--- START RECORD EXCERPTS ---

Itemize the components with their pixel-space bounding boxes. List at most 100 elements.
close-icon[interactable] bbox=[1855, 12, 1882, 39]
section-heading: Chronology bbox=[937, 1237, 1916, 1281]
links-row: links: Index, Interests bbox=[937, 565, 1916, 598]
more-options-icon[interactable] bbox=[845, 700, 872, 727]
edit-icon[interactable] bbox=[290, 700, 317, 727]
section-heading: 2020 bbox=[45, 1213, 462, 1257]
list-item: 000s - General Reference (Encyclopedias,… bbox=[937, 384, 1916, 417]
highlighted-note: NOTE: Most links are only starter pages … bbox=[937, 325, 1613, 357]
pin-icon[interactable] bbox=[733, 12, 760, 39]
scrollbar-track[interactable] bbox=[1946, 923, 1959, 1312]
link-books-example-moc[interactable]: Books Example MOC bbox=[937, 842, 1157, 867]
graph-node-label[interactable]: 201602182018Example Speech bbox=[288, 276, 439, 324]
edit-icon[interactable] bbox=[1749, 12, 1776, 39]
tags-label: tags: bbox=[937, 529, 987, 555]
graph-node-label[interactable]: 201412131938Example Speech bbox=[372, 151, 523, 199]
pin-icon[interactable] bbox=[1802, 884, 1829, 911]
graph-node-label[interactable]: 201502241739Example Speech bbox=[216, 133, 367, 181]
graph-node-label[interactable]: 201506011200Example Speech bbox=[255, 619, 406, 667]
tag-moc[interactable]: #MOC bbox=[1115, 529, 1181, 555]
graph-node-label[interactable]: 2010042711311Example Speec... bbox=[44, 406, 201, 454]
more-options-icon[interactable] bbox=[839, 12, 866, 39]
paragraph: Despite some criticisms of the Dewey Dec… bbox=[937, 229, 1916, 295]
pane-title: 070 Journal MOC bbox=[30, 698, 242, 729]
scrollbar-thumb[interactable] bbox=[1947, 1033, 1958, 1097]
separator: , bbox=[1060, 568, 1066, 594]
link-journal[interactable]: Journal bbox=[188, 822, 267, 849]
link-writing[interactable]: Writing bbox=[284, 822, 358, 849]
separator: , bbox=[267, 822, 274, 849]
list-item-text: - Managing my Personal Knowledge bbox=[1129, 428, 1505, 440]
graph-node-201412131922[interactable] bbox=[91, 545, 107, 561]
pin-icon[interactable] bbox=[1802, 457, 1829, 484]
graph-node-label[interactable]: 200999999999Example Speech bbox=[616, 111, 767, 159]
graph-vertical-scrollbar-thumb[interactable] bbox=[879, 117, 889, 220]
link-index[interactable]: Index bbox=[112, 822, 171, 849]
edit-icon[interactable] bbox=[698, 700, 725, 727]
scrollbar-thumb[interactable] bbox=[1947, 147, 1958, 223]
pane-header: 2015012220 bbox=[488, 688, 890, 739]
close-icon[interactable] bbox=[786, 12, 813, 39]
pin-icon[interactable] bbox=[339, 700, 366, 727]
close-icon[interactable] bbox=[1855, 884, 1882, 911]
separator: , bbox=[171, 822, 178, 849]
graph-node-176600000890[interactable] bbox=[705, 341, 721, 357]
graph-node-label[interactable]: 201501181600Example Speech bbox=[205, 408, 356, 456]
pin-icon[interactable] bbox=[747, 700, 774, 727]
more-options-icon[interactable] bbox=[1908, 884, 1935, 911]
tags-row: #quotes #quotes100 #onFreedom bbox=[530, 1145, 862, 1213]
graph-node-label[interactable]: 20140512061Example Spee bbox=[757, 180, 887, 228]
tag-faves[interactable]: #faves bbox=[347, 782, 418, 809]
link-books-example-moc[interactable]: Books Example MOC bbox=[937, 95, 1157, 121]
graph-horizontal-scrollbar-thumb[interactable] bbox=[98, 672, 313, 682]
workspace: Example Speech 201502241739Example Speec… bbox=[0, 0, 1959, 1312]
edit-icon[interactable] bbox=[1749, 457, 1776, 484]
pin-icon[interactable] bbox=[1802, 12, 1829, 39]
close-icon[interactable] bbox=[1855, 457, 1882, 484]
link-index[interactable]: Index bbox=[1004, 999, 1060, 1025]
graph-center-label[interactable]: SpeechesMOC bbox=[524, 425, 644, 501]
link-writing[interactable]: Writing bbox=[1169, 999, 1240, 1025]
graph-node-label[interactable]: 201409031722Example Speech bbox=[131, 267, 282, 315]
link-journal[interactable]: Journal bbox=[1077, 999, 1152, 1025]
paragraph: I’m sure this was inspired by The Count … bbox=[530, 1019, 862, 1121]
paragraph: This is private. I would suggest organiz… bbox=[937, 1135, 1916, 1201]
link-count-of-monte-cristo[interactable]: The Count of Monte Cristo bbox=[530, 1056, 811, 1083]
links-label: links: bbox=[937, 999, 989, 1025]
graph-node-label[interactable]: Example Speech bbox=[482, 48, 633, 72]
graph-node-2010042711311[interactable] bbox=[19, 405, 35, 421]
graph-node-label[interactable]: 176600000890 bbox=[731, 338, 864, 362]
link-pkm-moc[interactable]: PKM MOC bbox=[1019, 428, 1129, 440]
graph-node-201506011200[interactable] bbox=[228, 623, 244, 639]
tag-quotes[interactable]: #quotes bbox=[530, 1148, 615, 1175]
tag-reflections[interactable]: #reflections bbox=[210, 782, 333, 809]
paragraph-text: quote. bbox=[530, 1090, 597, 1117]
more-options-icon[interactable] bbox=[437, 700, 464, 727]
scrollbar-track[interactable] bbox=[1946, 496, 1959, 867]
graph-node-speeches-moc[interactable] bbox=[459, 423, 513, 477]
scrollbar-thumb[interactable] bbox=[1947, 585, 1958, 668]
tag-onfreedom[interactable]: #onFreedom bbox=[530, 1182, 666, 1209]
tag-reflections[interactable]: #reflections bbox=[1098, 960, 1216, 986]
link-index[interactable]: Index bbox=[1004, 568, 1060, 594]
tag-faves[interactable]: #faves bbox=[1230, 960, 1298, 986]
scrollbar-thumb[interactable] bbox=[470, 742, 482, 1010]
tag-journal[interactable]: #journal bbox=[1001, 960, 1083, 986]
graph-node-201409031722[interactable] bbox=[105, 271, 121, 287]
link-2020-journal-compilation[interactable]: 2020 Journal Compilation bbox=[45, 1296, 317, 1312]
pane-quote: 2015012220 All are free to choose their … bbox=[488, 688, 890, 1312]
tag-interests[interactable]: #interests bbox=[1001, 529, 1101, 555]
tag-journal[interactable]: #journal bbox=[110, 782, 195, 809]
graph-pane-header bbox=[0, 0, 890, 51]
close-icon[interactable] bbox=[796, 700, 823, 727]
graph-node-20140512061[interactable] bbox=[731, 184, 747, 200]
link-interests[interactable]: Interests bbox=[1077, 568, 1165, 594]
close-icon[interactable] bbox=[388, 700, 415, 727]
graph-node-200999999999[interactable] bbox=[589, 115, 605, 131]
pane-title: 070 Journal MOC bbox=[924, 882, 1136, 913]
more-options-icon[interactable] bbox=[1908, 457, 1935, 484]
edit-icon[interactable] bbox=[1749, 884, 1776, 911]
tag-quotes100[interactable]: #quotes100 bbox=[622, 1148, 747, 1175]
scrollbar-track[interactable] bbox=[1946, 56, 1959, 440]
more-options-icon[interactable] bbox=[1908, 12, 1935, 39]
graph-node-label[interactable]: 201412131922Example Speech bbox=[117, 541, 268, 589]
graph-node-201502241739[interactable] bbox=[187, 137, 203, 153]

--- END RECORD EXCERPTS ---

» GIVEN EXERCISE
Return every line of these items exactly as it stands.

» WRITTEN SOLUTION
Itemize the components with their pixel-space bounding boxes. List at most 100 elements.
close-icon[interactable] bbox=[1855, 12, 1882, 39]
section-heading: Chronology bbox=[937, 1237, 1916, 1281]
links-row: links: Index, Interests bbox=[937, 565, 1916, 598]
more-options-icon[interactable] bbox=[845, 700, 872, 727]
edit-icon[interactable] bbox=[290, 700, 317, 727]
section-heading: 2020 bbox=[45, 1213, 462, 1257]
list-item: 000s - General Reference (Encyclopedias,… bbox=[937, 384, 1916, 417]
highlighted-note: NOTE: Most links are only starter pages … bbox=[937, 325, 1613, 357]
pin-icon[interactable] bbox=[733, 12, 760, 39]
scrollbar-track[interactable] bbox=[1946, 923, 1959, 1312]
link-books-example-moc[interactable]: Books Example MOC bbox=[937, 842, 1157, 867]
graph-node-label[interactable]: 201602182018Example Speech bbox=[288, 276, 439, 324]
edit-icon[interactable] bbox=[1749, 12, 1776, 39]
tags-label: tags: bbox=[937, 529, 987, 555]
graph-node-label[interactable]: 201412131938Example Speech bbox=[372, 151, 523, 199]
pin-icon[interactable] bbox=[1802, 884, 1829, 911]
graph-node-label[interactable]: 201502241739Example Speech bbox=[216, 133, 367, 181]
graph-node-label[interactable]: 201506011200Example Speech bbox=[255, 619, 406, 667]
tag-moc[interactable]: #MOC bbox=[1115, 529, 1181, 555]
graph-node-label[interactable]: 2010042711311Example Speec... bbox=[44, 406, 201, 454]
more-options-icon[interactable] bbox=[839, 12, 866, 39]
paragraph: Despite some criticisms of the Dewey Dec… bbox=[937, 229, 1916, 295]
pane-title: 070 Journal MOC bbox=[30, 698, 242, 729]
scrollbar-thumb[interactable] bbox=[1947, 1033, 1958, 1097]
separator: , bbox=[1060, 568, 1066, 594]
link-journal[interactable]: Journal bbox=[188, 822, 267, 849]
link-writing[interactable]: Writing bbox=[284, 822, 358, 849]
separator: , bbox=[267, 822, 274, 849]
list-item-text: - Managing my Personal Knowledge bbox=[1129, 428, 1505, 440]
graph-node-201412131922[interactable] bbox=[91, 545, 107, 561]
pin-icon[interactable] bbox=[1802, 457, 1829, 484]
graph-node-label[interactable]: 200999999999Example Speech bbox=[616, 111, 767, 159]
graph-vertical-scrollbar-thumb[interactable] bbox=[879, 117, 889, 220]
link-index[interactable]: Index bbox=[112, 822, 171, 849]
edit-icon[interactable] bbox=[698, 700, 725, 727]
scrollbar-thumb[interactable] bbox=[1947, 147, 1958, 223]
pane-header: 2015012220 bbox=[488, 688, 890, 739]
close-icon[interactable] bbox=[786, 12, 813, 39]
pin-icon[interactable] bbox=[339, 700, 366, 727]
close-icon[interactable] bbox=[1855, 884, 1882, 911]
separator: , bbox=[171, 822, 178, 849]
graph-node-176600000890[interactable] bbox=[705, 341, 721, 357]
graph-node-label[interactable]: 201501181600Example Speech bbox=[205, 408, 356, 456]
pin-icon[interactable] bbox=[747, 700, 774, 727]
more-options-icon[interactable] bbox=[1908, 884, 1935, 911]
tags-row: #quotes #quotes100 #onFreedom bbox=[530, 1145, 862, 1213]
graph-node-label[interactable]: 20140512061Example Spee bbox=[757, 180, 887, 228]
tag-faves[interactable]: #faves bbox=[347, 782, 418, 809]
link-books-example-moc[interactable]: Books Example MOC bbox=[937, 95, 1157, 121]
graph-horizontal-scrollbar-thumb[interactable] bbox=[98, 672, 313, 682]
workspace: Example Speech 201502241739Example Speec… bbox=[0, 0, 1959, 1312]
edit-icon[interactable] bbox=[1749, 457, 1776, 484]
pin-icon[interactable] bbox=[1802, 12, 1829, 39]
close-icon[interactable] bbox=[1855, 457, 1882, 484]
link-index[interactable]: Index bbox=[1004, 999, 1060, 1025]
graph-center-label[interactable]: SpeechesMOC bbox=[524, 425, 644, 501]
link-writing[interactable]: Writing bbox=[1169, 999, 1240, 1025]
graph-node-label[interactable]: 201409031722Example Speech bbox=[131, 267, 282, 315]
link-journal[interactable]: Journal bbox=[1077, 999, 1152, 1025]
paragraph: I’m sure this was inspired by The Count … bbox=[530, 1019, 862, 1121]
paragraph: This is private. I would suggest organiz… bbox=[937, 1135, 1916, 1201]
link-count-of-monte-cristo[interactable]: The Count of Monte Cristo bbox=[530, 1056, 811, 1083]
links-label: links: bbox=[937, 999, 989, 1025]
graph-node-label[interactable]: Example Speech bbox=[482, 48, 633, 72]
graph-node-2010042711311[interactable] bbox=[19, 405, 35, 421]
graph-node-label[interactable]: 176600000890 bbox=[731, 338, 864, 362]
link-pkm-moc[interactable]: PKM MOC bbox=[1019, 428, 1129, 440]
graph-node-201506011200[interactable] bbox=[228, 623, 244, 639]
tag-quotes[interactable]: #quotes bbox=[530, 1148, 615, 1175]
tag-reflections[interactable]: #reflections bbox=[210, 782, 333, 809]
paragraph-text: quote. bbox=[530, 1090, 597, 1117]
more-options-icon[interactable] bbox=[437, 700, 464, 727]
scrollbar-track[interactable] bbox=[1946, 496, 1959, 867]
graph-node-speeches-moc[interactable] bbox=[459, 423, 513, 477]
scrollbar-thumb[interactable] bbox=[1947, 585, 1958, 668]
tag-onfreedom[interactable]: #onFreedom bbox=[530, 1182, 666, 1209]
tag-reflections[interactable]: #reflections bbox=[1098, 960, 1216, 986]
link-index[interactable]: Index bbox=[1004, 568, 1060, 594]
tag-faves[interactable]: #faves bbox=[1230, 960, 1298, 986]
scrollbar-thumb[interactable] bbox=[470, 742, 482, 1010]
tag-journal[interactable]: #journal bbox=[1001, 960, 1083, 986]
graph-node-201409031722[interactable] bbox=[105, 271, 121, 287]
link-2020-journal-compilation[interactable]: 2020 Journal Compilation bbox=[45, 1296, 317, 1312]
pane-quote: 2015012220 All are free to choose their … bbox=[488, 688, 890, 1312]
tag-interests[interactable]: #interests bbox=[1001, 529, 1101, 555]
tag-journal[interactable]: #journal bbox=[110, 782, 195, 809]
graph-pane-header bbox=[0, 0, 890, 51]
close-icon[interactable] bbox=[796, 700, 823, 727]
graph-node-20140512061[interactable] bbox=[731, 184, 747, 200]
link-interests[interactable]: Interests bbox=[1077, 568, 1165, 594]
close-icon[interactable] bbox=[388, 700, 415, 727]
graph-node-200999999999[interactable] bbox=[589, 115, 605, 131]
pane-title: 070 Journal MOC bbox=[924, 882, 1136, 913]
more-options-icon[interactable] bbox=[1908, 457, 1935, 484]
edit-icon[interactable] bbox=[1749, 884, 1776, 911]
tag-quotes100[interactable]: #quotes100 bbox=[622, 1148, 747, 1175]
scrollbar-track[interactable] bbox=[1946, 56, 1959, 440]
more-options-icon[interactable] bbox=[1908, 12, 1935, 39]
graph-node-label[interactable]: 201412131922Example Speech bbox=[117, 541, 268, 589]
graph-node-201502241739[interactable] bbox=[187, 137, 203, 153]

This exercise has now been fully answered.